Directions: Every line of the data that contains the string "this" must be copied.

Records from a collection of figures:
-- START --
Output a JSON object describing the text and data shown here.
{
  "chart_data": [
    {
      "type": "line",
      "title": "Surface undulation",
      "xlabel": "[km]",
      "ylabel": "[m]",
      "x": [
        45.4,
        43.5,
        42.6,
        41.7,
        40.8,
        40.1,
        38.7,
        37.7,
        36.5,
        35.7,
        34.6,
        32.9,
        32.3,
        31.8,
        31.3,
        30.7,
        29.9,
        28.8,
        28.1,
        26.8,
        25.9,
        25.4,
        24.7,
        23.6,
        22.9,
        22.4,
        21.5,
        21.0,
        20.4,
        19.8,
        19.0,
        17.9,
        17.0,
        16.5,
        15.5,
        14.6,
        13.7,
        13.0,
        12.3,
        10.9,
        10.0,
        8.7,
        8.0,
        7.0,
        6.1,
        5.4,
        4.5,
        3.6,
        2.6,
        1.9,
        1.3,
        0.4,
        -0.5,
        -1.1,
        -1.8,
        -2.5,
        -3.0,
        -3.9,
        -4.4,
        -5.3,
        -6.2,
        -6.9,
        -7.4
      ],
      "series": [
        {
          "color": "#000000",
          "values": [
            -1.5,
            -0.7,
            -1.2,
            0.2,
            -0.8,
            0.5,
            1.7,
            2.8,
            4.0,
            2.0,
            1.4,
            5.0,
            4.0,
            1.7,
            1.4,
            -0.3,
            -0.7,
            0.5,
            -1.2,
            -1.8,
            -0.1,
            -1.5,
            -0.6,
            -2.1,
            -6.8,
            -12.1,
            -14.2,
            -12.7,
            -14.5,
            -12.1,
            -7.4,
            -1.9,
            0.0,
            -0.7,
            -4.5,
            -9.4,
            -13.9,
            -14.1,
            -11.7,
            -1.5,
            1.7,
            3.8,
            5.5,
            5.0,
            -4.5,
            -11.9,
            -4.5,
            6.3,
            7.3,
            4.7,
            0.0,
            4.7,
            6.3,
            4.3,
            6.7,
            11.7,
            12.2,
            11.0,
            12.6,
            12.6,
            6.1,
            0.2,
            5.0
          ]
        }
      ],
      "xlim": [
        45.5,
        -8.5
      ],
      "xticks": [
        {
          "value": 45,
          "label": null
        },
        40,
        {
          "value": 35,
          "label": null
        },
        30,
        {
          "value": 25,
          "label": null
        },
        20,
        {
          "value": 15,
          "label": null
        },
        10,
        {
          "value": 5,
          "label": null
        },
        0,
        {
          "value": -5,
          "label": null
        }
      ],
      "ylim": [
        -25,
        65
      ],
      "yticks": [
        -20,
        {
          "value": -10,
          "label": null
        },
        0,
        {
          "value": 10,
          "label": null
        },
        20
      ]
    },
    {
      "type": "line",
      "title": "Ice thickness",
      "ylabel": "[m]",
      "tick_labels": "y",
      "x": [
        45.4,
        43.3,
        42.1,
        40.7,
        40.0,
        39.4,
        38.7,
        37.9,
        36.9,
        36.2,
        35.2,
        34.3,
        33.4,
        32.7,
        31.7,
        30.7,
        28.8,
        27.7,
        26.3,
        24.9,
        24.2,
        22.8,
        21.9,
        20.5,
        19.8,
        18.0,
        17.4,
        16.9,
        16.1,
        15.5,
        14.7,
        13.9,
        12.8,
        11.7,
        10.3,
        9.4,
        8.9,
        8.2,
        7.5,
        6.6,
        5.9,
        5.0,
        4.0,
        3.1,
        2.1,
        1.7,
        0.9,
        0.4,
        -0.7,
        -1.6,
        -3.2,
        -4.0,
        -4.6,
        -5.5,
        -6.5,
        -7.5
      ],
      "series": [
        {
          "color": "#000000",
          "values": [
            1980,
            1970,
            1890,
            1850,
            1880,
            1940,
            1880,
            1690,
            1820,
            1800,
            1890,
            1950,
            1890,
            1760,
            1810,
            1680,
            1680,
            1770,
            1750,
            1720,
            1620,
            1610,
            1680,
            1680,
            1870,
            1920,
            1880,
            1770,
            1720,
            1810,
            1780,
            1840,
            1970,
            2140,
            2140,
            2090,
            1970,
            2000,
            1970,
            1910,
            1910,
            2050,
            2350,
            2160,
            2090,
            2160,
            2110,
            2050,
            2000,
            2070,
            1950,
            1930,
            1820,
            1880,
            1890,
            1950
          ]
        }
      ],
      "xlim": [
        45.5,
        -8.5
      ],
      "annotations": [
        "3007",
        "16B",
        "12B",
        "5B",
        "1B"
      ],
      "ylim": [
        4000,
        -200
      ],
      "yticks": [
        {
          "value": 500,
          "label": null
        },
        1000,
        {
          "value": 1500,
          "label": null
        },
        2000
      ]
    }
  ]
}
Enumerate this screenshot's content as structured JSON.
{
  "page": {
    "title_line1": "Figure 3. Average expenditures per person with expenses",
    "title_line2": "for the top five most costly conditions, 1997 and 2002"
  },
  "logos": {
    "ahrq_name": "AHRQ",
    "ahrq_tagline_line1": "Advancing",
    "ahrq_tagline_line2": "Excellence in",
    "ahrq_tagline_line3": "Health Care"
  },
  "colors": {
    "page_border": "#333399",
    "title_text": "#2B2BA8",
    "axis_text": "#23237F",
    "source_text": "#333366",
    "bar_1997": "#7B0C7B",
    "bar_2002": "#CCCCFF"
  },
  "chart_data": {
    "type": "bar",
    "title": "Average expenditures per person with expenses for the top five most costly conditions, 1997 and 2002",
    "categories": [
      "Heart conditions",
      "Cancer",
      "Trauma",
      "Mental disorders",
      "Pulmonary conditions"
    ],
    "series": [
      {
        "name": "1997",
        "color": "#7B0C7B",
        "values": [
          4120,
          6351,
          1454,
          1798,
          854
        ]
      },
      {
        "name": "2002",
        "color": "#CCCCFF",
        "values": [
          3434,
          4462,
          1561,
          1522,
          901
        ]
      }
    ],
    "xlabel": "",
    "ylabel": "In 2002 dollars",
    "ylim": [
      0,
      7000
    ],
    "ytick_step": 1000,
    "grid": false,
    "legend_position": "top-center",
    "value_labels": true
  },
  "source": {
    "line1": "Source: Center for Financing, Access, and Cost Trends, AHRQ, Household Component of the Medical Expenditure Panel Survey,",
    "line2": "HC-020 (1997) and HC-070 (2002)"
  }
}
-- END --
-- START --
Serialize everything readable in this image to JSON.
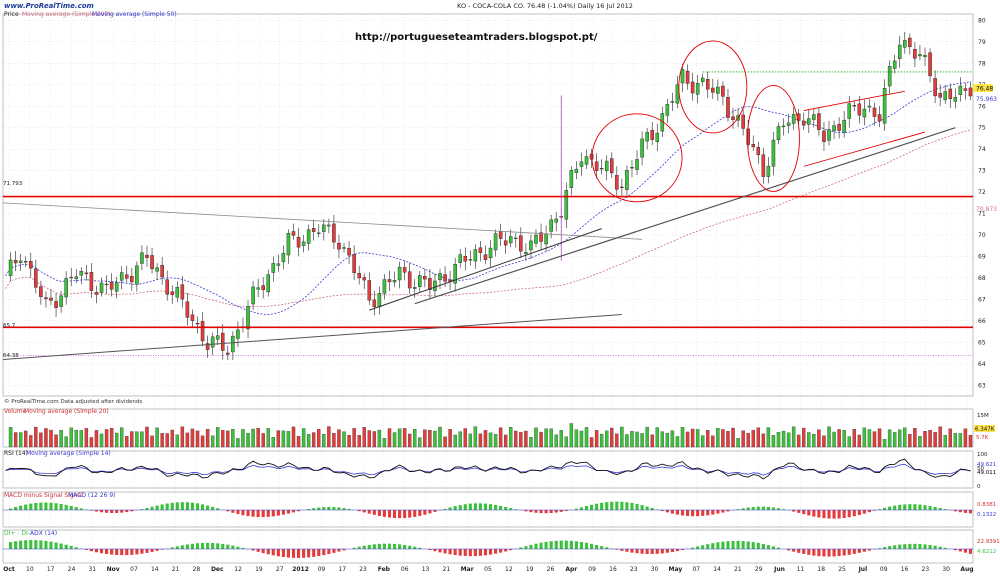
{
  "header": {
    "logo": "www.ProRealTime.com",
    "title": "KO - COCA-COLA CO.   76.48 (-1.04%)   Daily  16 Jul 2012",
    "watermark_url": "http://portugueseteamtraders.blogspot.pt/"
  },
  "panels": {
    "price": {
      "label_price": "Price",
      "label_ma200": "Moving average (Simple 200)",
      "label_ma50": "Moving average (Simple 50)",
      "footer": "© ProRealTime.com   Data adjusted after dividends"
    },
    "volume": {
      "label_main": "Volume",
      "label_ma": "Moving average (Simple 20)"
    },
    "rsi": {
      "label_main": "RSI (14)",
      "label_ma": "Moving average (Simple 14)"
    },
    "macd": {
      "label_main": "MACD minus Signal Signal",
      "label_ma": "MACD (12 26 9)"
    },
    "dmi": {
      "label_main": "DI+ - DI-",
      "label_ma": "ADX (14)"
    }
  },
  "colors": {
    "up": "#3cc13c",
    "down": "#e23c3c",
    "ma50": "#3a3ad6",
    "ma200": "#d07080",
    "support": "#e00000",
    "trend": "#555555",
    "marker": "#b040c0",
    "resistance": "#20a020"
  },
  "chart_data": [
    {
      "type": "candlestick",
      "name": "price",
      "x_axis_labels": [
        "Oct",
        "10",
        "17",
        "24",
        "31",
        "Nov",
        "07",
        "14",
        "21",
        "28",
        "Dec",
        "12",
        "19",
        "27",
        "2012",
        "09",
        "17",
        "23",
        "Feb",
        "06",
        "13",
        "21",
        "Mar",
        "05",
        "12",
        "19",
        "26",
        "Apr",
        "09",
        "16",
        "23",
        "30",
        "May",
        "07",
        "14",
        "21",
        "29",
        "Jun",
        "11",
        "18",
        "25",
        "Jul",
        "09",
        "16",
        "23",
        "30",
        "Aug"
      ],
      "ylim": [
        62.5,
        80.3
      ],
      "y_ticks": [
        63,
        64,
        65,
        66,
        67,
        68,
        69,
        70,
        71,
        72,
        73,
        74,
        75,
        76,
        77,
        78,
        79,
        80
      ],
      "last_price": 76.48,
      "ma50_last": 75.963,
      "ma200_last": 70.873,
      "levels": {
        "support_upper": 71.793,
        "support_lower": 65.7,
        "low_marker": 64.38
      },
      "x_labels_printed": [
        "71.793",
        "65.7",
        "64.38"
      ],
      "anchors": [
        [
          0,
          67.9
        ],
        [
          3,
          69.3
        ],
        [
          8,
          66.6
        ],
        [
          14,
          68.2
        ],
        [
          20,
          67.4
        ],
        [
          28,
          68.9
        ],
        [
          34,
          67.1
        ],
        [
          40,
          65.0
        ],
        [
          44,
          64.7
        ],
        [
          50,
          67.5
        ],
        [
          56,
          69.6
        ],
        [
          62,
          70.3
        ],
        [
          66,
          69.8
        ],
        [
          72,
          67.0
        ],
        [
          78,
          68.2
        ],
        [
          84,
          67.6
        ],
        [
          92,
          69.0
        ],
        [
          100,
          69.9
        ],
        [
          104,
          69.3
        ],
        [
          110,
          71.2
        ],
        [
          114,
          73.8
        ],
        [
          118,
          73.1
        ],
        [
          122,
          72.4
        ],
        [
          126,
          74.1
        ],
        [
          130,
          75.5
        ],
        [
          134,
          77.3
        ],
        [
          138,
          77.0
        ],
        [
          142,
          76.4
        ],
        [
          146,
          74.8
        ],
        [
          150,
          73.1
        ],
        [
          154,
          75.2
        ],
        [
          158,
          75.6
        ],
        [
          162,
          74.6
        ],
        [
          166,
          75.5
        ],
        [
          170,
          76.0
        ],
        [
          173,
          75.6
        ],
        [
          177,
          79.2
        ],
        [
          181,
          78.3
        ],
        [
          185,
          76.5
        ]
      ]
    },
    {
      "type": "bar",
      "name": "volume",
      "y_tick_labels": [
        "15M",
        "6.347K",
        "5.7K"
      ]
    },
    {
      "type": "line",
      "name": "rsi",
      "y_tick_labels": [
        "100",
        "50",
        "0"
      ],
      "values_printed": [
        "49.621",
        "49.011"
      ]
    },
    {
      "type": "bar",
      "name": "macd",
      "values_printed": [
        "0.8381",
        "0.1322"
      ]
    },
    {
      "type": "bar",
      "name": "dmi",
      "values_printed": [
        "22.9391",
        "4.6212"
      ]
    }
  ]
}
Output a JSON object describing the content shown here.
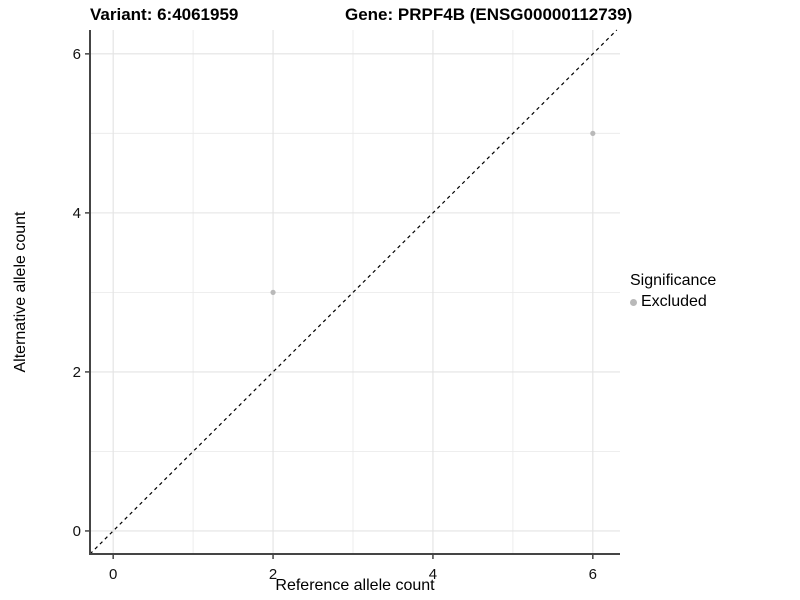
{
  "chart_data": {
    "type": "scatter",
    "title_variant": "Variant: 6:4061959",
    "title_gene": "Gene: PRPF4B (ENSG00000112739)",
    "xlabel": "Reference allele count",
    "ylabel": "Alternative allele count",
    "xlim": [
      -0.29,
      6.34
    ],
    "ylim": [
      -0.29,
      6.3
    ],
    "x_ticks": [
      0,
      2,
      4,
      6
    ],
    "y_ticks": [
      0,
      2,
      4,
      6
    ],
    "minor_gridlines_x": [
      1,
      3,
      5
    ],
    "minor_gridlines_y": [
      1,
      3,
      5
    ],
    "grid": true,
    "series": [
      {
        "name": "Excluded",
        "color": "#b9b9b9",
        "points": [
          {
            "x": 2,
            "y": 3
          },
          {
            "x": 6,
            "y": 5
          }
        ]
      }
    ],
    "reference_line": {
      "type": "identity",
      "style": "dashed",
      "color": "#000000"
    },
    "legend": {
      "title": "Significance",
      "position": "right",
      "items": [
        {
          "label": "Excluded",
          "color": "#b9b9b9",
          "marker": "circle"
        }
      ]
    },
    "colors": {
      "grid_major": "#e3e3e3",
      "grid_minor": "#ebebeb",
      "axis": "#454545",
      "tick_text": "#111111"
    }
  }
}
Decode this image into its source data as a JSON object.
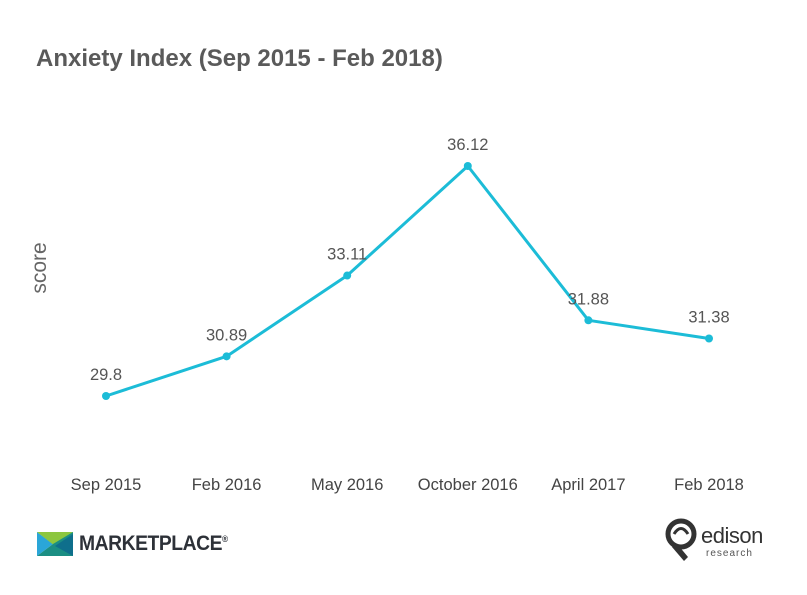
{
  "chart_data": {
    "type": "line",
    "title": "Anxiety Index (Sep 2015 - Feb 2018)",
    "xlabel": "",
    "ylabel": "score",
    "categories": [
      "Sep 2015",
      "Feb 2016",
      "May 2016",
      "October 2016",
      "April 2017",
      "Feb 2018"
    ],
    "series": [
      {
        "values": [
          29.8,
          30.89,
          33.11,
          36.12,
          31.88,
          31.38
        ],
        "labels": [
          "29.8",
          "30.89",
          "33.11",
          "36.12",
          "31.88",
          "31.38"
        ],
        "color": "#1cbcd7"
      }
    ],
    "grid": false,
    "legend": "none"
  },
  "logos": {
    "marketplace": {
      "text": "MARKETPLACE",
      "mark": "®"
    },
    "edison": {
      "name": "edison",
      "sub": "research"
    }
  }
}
-- END --
Answer for the task:
Enumerate this screenshot's content as structured JSON.
Serialize everything readable in this image to JSON.
Decode this image into its source data as a JSON object.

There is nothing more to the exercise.